──────── TEKS YANG DIBERIKAN
Selasa, 25 Juni 2013

KRISIS MINYAK DIKOTA MINYAK

KRISIS MINYAK DIKOTA MINYAK

Antrian panjang nih di setiap SPBU” begitu bunyi timeline dari tweeps Kota Balikpapan. Antrian di Stasiun Pengisian Bahan Bakaru Umum (SPBU) sebenarnya biasa terjadi di berbagai kota di Kalimantan Timur, yang merupakan salah satu provinsi penghasil minyak bumi dan gas alam di Indonesia. Kondisi ini menjadi berbeda, ketika kejadian antrian di SPBU ada di Kota Balikpapan.
Kota Balikpapan yang berjulukan Kota Minyak itu, kelahirannya disepakati pada saat pengeboran pertama minyak di Balikpapan yang dilakukan oleh perusahaan Mathilda, tanggal 10 Februari 1897. Selama ini kota Balikpapan dikenal sebagai wadah pertemuan hasil minyak bumi yang disedot dari kerak bumi, terus dialirkan dan didistribusikan ke berbagai unit pengolahan lainnya. Balikpapan juga menjadi titik distribusi bahan bakar minyak, utamanya bagi wilayah Kalimantan.
Langkanya BBM
Balikpapan bisa jadi baru pertama kali merasakan krisis stok bahan bakar minyak (BBM), karena sebelumnya kebutuhan kota ini selalu terpenuhi. Di saat pemerintah mulai mewacanakan kenaikan harga BBM, maka mulailah terjadi penyimpanan minyak oleh berbagai kalangan, baik warga, maupun pedagang. Penimbunan terjadi, dan cadangan di SPBU semakin menipis.
Di era 2.0 ini, informasi sekecil apapun akan cepat mengalir. Kenaikan harga BBM, ditambah dengan menipisnya stok, menjadikan pengguna BBM menjadi panik. Tombol panik pun tertekan. Sebagian besar pengguna BBM bergegas untuk mencukupkan kebutuhannya akan bahan bakar. Kekhawatiran tidak memperolehnya, sehingga harus berjalan kaki ataupun menghentikan aktivitas, menjadi berakumulasi, dengan kekhawatiran naiknya harga BBM.
Pertamina sudah menyatakan stok untuk BBM Kota Balikpapan masih aman terkendali. BPH Migas pun menyatakan hal yang sama. Lalu kenapa kepanikan itu tetap ada? Apakah dikarenakan pengguna BBM semakin tak percaya dengan Pertamina, BUMN yang dimandatkan untuk mengelola minyak bumi dan gas alam di Indonesia? Lalu, mengapa pula pedagang BBM eceran yang dipersalahkan?
────────────────
──────── DATA TERSIMPAN
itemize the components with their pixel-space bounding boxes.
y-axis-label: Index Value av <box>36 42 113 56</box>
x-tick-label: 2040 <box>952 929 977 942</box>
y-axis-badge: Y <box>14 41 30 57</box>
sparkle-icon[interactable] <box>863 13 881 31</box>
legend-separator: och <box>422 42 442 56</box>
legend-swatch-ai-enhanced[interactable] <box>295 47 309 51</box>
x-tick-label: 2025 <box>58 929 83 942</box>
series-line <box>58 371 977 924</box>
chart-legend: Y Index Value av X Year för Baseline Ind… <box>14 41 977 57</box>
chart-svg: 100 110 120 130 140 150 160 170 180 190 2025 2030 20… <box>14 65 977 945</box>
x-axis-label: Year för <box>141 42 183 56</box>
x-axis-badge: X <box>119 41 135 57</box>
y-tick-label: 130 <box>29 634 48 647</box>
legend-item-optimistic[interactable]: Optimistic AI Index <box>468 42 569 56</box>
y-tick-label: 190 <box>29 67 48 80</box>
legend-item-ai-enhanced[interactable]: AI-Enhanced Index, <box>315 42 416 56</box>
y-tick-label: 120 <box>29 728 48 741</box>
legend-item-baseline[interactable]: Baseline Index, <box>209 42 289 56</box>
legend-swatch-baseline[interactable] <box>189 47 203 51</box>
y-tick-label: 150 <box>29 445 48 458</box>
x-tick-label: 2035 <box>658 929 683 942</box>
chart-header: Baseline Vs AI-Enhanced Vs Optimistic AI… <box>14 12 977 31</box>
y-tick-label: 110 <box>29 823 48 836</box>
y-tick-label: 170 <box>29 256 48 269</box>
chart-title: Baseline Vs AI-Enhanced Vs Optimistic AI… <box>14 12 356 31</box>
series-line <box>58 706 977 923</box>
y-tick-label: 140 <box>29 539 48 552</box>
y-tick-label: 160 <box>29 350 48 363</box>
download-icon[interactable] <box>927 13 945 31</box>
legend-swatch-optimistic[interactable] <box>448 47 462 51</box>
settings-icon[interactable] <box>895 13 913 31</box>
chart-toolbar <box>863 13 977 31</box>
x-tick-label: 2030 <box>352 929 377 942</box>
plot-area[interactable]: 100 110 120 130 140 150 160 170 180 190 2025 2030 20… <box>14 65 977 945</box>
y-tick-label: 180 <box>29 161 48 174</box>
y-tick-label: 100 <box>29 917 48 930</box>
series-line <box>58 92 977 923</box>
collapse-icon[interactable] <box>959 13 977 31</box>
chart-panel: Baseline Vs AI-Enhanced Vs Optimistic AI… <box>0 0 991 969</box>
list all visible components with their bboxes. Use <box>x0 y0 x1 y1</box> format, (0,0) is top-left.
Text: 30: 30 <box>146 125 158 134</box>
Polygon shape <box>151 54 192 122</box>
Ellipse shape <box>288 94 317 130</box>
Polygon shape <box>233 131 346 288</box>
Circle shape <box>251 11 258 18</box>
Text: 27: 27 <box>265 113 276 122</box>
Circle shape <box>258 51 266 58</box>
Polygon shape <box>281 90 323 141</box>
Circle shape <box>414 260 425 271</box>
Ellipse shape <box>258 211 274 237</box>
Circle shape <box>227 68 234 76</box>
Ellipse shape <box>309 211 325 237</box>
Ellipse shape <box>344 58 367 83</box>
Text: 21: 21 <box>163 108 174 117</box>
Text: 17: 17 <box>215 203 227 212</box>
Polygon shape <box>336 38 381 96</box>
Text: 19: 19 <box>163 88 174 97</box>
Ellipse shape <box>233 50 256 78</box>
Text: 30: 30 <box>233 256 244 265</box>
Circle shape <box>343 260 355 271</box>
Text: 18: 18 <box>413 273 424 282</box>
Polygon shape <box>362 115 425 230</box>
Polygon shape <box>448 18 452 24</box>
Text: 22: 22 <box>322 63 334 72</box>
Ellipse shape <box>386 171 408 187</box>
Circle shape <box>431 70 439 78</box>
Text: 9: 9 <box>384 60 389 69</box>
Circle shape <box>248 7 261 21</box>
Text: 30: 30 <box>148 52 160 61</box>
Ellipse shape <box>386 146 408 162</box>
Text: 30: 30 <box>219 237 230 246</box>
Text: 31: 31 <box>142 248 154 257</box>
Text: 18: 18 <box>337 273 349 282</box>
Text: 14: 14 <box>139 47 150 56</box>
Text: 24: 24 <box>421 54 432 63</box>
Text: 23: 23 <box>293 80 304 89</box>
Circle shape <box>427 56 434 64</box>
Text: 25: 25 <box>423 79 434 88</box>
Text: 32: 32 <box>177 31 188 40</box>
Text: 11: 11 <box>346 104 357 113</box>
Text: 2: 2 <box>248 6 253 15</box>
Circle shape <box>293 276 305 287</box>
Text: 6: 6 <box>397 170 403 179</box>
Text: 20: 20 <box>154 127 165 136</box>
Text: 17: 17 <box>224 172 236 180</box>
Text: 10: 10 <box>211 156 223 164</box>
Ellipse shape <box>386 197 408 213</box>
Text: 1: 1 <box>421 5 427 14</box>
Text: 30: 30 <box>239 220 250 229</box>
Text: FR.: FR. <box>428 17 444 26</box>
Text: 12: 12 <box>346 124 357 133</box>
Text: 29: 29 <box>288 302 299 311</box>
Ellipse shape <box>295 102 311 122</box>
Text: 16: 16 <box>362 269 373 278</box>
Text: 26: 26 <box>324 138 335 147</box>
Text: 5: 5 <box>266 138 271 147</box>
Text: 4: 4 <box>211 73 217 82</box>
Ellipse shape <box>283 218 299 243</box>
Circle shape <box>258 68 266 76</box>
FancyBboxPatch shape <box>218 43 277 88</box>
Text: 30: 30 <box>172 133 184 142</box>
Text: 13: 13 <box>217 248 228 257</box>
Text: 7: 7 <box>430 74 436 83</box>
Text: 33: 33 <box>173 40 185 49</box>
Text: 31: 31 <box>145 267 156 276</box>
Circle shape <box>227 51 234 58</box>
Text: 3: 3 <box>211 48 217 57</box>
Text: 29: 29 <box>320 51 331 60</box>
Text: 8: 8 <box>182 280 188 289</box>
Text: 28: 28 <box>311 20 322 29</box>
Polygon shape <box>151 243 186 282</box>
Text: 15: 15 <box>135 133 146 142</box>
────────────────
* **DAFTAR TUGAS**:
**a)** Salin bagian teks tentang krisis BBM di Balikpapan dari "Di era 2.0 ini, informasi" sampai "eceran yang dipersalahkan?".
**b)** Menurut teks tentang krisis BBM di Balikpapan, kapan perusahaan Mathilda melakukan pengeboran minyak pertama di Balikpapan?
**c)** Lanjutkan teks tentang krisis BBM di Balikpapan mulai setelah kalimat terakhirnya.

* **JAWABAN PER TUGAS**:
**a)**
Di era 2.0 ini, informasi sekecil apapun akan cepat mengalir. Kenaikan harga BBM, ditambah dengan menipisnya stok, menjadikan pengguna BBM menjadi panik. Tombol panik pun tertekan. Sebagian besar pengguna BBM bergegas untuk mencukupkan kebutuhannya akan bahan bakar. Kekhawatiran tidak memperolehnya, sehingga harus berjalan kaki ataupun menghentikan aktivitas, menjadi berakumulasi, dengan kekhawatiran naiknya harga BBM.
Pertamina sudah menyatakan stok untuk BBM Kota Balikpapan masih aman terkendali. BPH Migas pun menyatakan hal yang sama. Lalu kenapa kepanikan itu tetap ada? Apakah dikarenakan pengguna BBM semakin tak percaya dengan Pertamina, BUMN yang dimandatkan untuk mengelola minyak bumi dan gas alam di Indonesia? Lalu, mengapa pula pedagang BBM eceran yang dipersalahkan?

**b)** Tanggal 10 Februari 1897.

**c)**
Kenaikan Harga BBM, Kepentingan Siapa?
Pemerintah selalu menyatakan bahwa harga BBM di Indonesia masih terlalu murah, sehingga harus menyedot subsidi yang luar biasa banyaknya di dalam Anggaran Pendapatan dan Belanja Negara (APBN). Karenanya Pemerintah menganggap penting untuk menurunkan subsidi tersebut, dan lalu menaikan harga BBM. Asumsi yang digunakan pemerintah kali ini, sepertinya benar. Namun, mari kita baca lebih dalam, apakah memang benar dengan menurunkan subsidi BBM itu akan menyelesaikan persoalan BBM di negeri ini?
Pertama, Indonesia hingga saat ini telah menyempurnakan liberalisasi pengelolaan migasnya. UU No. 22 tahun 2001 tentang Minyak dan Gas Bumi, yang diintervensi oleh kepentingan asing, telah membuka ruang bagi beroperasinya SPBU oleh swasta (asing). Akibat Pertamina masih mematok harga yang lebih rendah dibandingkan SPBU milik Shell, Petronas, Total dan lainnya, maka pengunjung SPBU swasta tersebut masih rendah. Ini kemudian melahirkan permintaan baru kepada Pemerintah, agar Pertamina bisa menaikkan harga BBM Premium dan Solarnya.
UU No 22/2001 ini juga memandatkan beberapa hal, diantaranya: (1) Pembagian yang lebih tegas antara fungsi Pemerintah (Pembuat Kebijakan); Pengatur (regulator); dan Pelaku Usaha; (2) Pemecahan rantai usaha ke beberapa kegiatan usaha (unbundling); (3) Liberalisasi sektor hilir migas; (4) Perubahan status PERTAMINA menjadi Persero, dan; (5) Penentuan harga BBM sesuai dengan mekanisme pasar. UU No. 22/2001 merupakan salah satu prasyarat yang diajukan International Monetary Fund (IMF) di dalam Letter of Intent (LoI) nya.
Mahkamah Konstitusi sendiri telah mengeluarkan Putusan Mahkamah Konstitusi tanggal 21 Desember 2004 pada perkara Nomor 002/PUU-I/2003, bahwa Pasal 28 Ayat (2) menyebutkan, harga bahan bakar minyak dan harga gas bumi diserahkan pada mekanisme persaingan usaha yang sehat dan wajar, bertentangan dengan UUD 1945 karena dalam penetapan harga bahan bakar minyak dan gas tidak dapat diserahkan mekanisme pasar, tetapi harus melalui kewenangan pemerintah.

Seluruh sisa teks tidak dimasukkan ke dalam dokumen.